== Exercise aim ==
Pull each line containing "this" out of the data and copy it.

═══ Data entries ═══

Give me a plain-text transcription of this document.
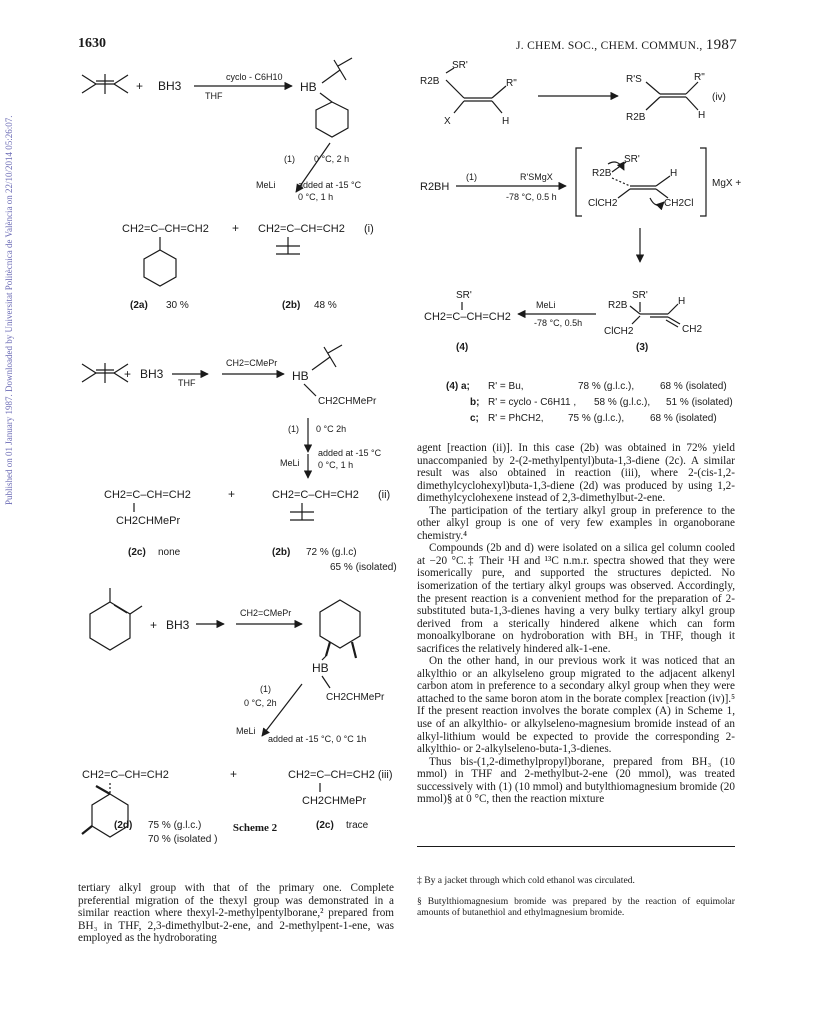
1630	J. CHEM. SOC., CHEM. COMMUN., 1987
Published on 01 January 1987. Downloaded by Universitat Politècnica de València on 22/10/2014 05:26:07.
+ BH3
cyclo - C6H10
THF
HB
(1) 0 °C, 2 h
MeLi added at -15 °C
0 °C, 1 h
CH2=C–CH=CH2 + CH2=C–CH=CH2 (i)
(2a) 30 %	(2b) 48 %
+ BH3
THF
CH2=CMePr
HB
CH2CHMePr
(1) 0 °C 2h
MeLi
added at -15 °C
0 °C, 1 h
CH2=C–CH=CH2
CH2CHMePr
+	CH2=C–CH=CH2 (ii)
(2c) none	(2b) 72 % (g.l.c)
65 % (isolated)
+ BH3
CH2=CMePr
HB
CH2CHMePr
(1)
0 °C, 2h
MeLi
added at -15 °C, 0 °C 1h
CH2=C–CH=CH2	+	CH2=C–CH=CH2 (iii)
CH2CHMePr
(2d) 75 % (g.l.c.)
70 % (isolated )
(2c) trace
SR'
R2B	R"
X	H
R'S	R"
R2B	H
(iv)
R2BH
(1)	R'SMgX
-78 °C, 0.5 h
SR'
R2B	H
ClCH2	CH2Cl
MgX +
SR'
R2B	H
ClCH2	CH2
(3)
MeLi
-78 °C, 0.5h
SR'
CH2=C–CH=CH2
(4)
(4) a; R' = Bu,	78 % (g.l.c.),	68 % (isolated)
b; R' = cyclo - C6H11 , 58 % (g.l.c.), 51 % (isolated)
c; R' = PhCH2, 75 % (g.l.c.),	68 % (isolated)
Scheme 2

tertiary alkyl group with that of the primary one. Complete preferential migration of the thexyl group was demonstrated in a similar reaction where thexyl-2-methylpentylborane,² prepared from BH₃ in THF, 2,3-dimethylbut-2-ene, and 2-methylpent-1-ene, was employed as the hydroborating

agent [reaction (ii)]. In this case (2b) was obtained in 72% yield unaccompanied by 2-(2-methylpentyl)buta-1,3-diene (2c). A similar result was also obtained in reaction (iii), where 2-(cis-1,2-dimethylcyclohexyl)buta-1,3-diene (2d) was produced by using 1,2-dimethylcyclohexene instead of 2,3-dimethylbut-2-ene.

The participation of the tertiary alkyl group in preference to the other alkyl group is one of very few examples in organoborane chemistry.⁴

Compounds (2b and d) were isolated on a silica gel column cooled at −20 °C.‡ Their ¹H and ¹³C n.m.r. spectra showed that they were isomerically pure, and supported the structures depicted. No isomerization of the tertiary alkyl groups was observed. Accordingly, the present reaction is a convenient method for the preparation of 2-substituted buta-1,3-dienes having a very bulky tertiary alkyl group derived from a sterically hindered alkene which can form monoalkylborane on hydroboration with BH₃ in THF, though it sacrifices the relatively hindered alk-1-ene.

On the other hand, in our previous work it was noticed that an alkylthio or an alkylseleno group migrated to the adjacent alkenyl carbon atom in preference to a secondary alkyl group when they were attached to the same boron atom in the borate complex [reaction (iv)].⁵ If the present reaction involves the borate complex (A) in Scheme 1, use of an alkylthio- or alkylseleno-magnesium bromide instead of an alkyl-lithium would be expected to provide the corresponding 2-alkylthio- or 2-alkylseleno-buta-1,3-dienes.

Thus bis-(1,2-dimethylpropyl)borane, prepared from BH₃ (10 mmol) in THF and 2-methylbut-2-ene (20 mmol), was treated successively with (1) (10 mmol) and butylthiomagnesium bromide (20 mmol)§ at 0 °C, then the reaction mixture

‡ By a jacket through which cold ethanol was circulated.
§ Butylthiomagnesium bromide was prepared by the reaction of equimolar amounts of butanethiol and ethylmagnesium bromide.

═══

== Result ==
Give me a plain-text transcription of this document.
agent [reaction (ii)]. In this case (2b) was obtained in 72% yield unaccompanied by 2-(2-methylpentyl)buta-1,3-diene (2c). A similar result was also obtained in reaction (iii), where 2-(cis-1,2-dimethylcyclohexyl)buta-1,3-diene (2d) was produced by using 1,2-dimethylcyclohexene instead of 2,3-dimethylbut-2-ene.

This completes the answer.